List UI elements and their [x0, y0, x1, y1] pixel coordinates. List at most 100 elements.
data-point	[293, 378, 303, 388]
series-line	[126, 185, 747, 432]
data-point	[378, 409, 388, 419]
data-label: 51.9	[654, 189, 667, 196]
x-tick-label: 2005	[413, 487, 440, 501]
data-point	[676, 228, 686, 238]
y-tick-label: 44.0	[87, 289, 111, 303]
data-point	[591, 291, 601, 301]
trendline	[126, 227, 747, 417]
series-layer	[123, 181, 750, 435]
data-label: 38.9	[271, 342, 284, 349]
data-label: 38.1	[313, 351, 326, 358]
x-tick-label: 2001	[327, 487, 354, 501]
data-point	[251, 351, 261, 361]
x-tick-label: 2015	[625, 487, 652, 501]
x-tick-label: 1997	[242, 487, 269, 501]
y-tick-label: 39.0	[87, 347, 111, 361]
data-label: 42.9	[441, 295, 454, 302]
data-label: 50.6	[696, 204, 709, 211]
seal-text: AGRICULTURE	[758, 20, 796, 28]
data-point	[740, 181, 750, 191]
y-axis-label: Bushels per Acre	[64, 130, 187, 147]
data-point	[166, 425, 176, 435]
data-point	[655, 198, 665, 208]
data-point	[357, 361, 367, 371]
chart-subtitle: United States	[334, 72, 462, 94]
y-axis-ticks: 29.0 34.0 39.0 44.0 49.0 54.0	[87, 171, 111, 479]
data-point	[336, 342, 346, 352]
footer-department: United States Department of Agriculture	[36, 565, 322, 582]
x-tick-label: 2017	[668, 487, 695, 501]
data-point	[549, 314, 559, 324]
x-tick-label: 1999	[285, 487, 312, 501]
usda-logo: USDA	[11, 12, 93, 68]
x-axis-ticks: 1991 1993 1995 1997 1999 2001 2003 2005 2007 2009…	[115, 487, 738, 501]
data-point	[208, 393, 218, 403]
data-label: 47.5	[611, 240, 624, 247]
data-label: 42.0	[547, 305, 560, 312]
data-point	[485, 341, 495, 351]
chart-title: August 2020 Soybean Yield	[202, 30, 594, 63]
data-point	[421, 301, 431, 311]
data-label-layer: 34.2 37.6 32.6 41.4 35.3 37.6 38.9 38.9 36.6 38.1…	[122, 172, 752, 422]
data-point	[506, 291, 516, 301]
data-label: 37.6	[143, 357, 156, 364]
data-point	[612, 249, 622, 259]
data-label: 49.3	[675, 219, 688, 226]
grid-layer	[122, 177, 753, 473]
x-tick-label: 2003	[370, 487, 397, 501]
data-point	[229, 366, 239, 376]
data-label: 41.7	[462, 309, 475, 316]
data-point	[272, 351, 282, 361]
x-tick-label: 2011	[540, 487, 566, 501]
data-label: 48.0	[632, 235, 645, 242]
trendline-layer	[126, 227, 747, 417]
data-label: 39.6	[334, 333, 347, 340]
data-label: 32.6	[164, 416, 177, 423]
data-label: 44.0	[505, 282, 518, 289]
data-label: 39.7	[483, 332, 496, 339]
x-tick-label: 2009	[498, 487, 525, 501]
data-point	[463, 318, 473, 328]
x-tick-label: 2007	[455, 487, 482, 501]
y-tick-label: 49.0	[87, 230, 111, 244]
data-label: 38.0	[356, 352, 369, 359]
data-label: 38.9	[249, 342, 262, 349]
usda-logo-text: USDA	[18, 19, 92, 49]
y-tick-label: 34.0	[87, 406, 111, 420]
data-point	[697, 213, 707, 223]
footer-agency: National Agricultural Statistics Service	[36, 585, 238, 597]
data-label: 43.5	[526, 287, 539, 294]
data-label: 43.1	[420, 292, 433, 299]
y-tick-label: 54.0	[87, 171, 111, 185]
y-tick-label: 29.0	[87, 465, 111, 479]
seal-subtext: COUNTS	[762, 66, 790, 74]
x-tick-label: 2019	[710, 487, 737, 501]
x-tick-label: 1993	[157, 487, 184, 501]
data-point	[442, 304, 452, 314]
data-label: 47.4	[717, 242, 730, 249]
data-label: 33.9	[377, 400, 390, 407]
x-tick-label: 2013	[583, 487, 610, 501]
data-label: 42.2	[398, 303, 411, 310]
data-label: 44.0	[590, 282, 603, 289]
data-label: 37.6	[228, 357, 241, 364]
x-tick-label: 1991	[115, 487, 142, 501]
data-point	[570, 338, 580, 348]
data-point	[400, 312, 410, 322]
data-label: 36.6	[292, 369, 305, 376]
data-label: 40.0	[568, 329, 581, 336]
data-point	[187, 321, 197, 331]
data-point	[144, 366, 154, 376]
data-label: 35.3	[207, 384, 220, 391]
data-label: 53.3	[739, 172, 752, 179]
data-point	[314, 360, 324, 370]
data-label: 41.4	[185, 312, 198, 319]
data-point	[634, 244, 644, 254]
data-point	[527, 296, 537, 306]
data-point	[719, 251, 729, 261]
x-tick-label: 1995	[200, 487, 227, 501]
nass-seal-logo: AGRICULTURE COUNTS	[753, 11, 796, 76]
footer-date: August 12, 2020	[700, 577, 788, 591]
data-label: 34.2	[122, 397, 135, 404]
........
▸ The task
Output every row above again, unchanged and in the same order.

▸ Exercise response
List UI elements and their [x0, y0, x1, y1] pixel coordinates. List at most 100 elements.
data-point	[293, 378, 303, 388]
series-line	[126, 185, 747, 432]
data-point	[378, 409, 388, 419]
data-label: 51.9	[654, 189, 667, 196]
x-tick-label: 2005	[413, 487, 440, 501]
data-point	[676, 228, 686, 238]
y-tick-label: 44.0	[87, 289, 111, 303]
data-point	[591, 291, 601, 301]
trendline	[126, 227, 747, 417]
series-layer	[123, 181, 750, 435]
data-label: 38.9	[271, 342, 284, 349]
data-label: 38.1	[313, 351, 326, 358]
x-tick-label: 2001	[327, 487, 354, 501]
data-point	[251, 351, 261, 361]
x-tick-label: 2015	[625, 487, 652, 501]
x-tick-label: 1997	[242, 487, 269, 501]
y-tick-label: 39.0	[87, 347, 111, 361]
data-label: 42.9	[441, 295, 454, 302]
data-label: 50.6	[696, 204, 709, 211]
seal-text: AGRICULTURE	[758, 20, 796, 28]
data-point	[740, 181, 750, 191]
y-axis-label: Bushels per Acre	[64, 130, 187, 147]
data-point	[166, 425, 176, 435]
data-point	[655, 198, 665, 208]
data-point	[357, 361, 367, 371]
chart-subtitle: United States	[334, 72, 462, 94]
y-axis-ticks: 29.0 34.0 39.0 44.0 49.0 54.0	[87, 171, 111, 479]
data-point	[336, 342, 346, 352]
footer-department: United States Department of Agriculture	[36, 565, 322, 582]
x-tick-label: 2017	[668, 487, 695, 501]
data-point	[549, 314, 559, 324]
x-tick-label: 1999	[285, 487, 312, 501]
usda-logo: USDA	[11, 12, 93, 68]
x-axis-ticks: 1991 1993 1995 1997 1999 2001 2003 2005 2007 2009…	[115, 487, 738, 501]
data-point	[208, 393, 218, 403]
data-label: 47.5	[611, 240, 624, 247]
data-label: 42.0	[547, 305, 560, 312]
data-point	[485, 341, 495, 351]
chart-title: August 2020 Soybean Yield	[202, 30, 594, 63]
data-point	[421, 301, 431, 311]
data-label-layer: 34.2 37.6 32.6 41.4 35.3 37.6 38.9 38.9 36.6 38.1…	[122, 172, 752, 422]
data-point	[506, 291, 516, 301]
data-label: 37.6	[143, 357, 156, 364]
data-point	[612, 249, 622, 259]
data-label: 49.3	[675, 219, 688, 226]
grid-layer	[122, 177, 753, 473]
x-tick-label: 2003	[370, 487, 397, 501]
data-point	[229, 366, 239, 376]
data-label: 41.7	[462, 309, 475, 316]
data-point	[272, 351, 282, 361]
x-tick-label: 2011	[540, 487, 566, 501]
data-label: 48.0	[632, 235, 645, 242]
trendline-layer	[126, 227, 747, 417]
data-label: 39.6	[334, 333, 347, 340]
data-label: 32.6	[164, 416, 177, 423]
data-label: 44.0	[505, 282, 518, 289]
data-label: 39.7	[483, 332, 496, 339]
x-tick-label: 2009	[498, 487, 525, 501]
data-point	[463, 318, 473, 328]
x-tick-label: 2007	[455, 487, 482, 501]
y-tick-label: 49.0	[87, 230, 111, 244]
data-label: 38.0	[356, 352, 369, 359]
data-label: 38.9	[249, 342, 262, 349]
usda-logo-text: USDA	[18, 19, 92, 49]
y-tick-label: 34.0	[87, 406, 111, 420]
data-point	[697, 213, 707, 223]
footer-agency: National Agricultural Statistics Service	[36, 585, 238, 597]
data-label: 43.5	[526, 287, 539, 294]
data-label: 43.1	[420, 292, 433, 299]
y-tick-label: 54.0	[87, 171, 111, 185]
y-tick-label: 29.0	[87, 465, 111, 479]
seal-subtext: COUNTS	[762, 66, 790, 74]
x-tick-label: 2019	[710, 487, 737, 501]
x-tick-label: 1993	[157, 487, 184, 501]
data-point	[442, 304, 452, 314]
data-label: 47.4	[717, 242, 730, 249]
data-label: 33.9	[377, 400, 390, 407]
x-tick-label: 2013	[583, 487, 610, 501]
data-label: 42.2	[398, 303, 411, 310]
data-label: 44.0	[590, 282, 603, 289]
data-label: 37.6	[228, 357, 241, 364]
x-tick-label: 1991	[115, 487, 142, 501]
data-point	[570, 338, 580, 348]
data-point	[400, 312, 410, 322]
data-label: 36.6	[292, 369, 305, 376]
data-label: 40.0	[568, 329, 581, 336]
data-point	[187, 321, 197, 331]
data-point	[144, 366, 154, 376]
data-label: 35.3	[207, 384, 220, 391]
data-label: 53.3	[739, 172, 752, 179]
data-point	[314, 360, 324, 370]
data-label: 41.4	[185, 312, 198, 319]
data-point	[634, 244, 644, 254]
data-point	[527, 296, 537, 306]
data-point	[719, 251, 729, 261]
x-tick-label: 1995	[200, 487, 227, 501]
nass-seal-logo: AGRICULTURE COUNTS	[753, 11, 796, 76]
footer-date: August 12, 2020	[700, 577, 788, 591]
data-label: 34.2	[122, 397, 135, 404]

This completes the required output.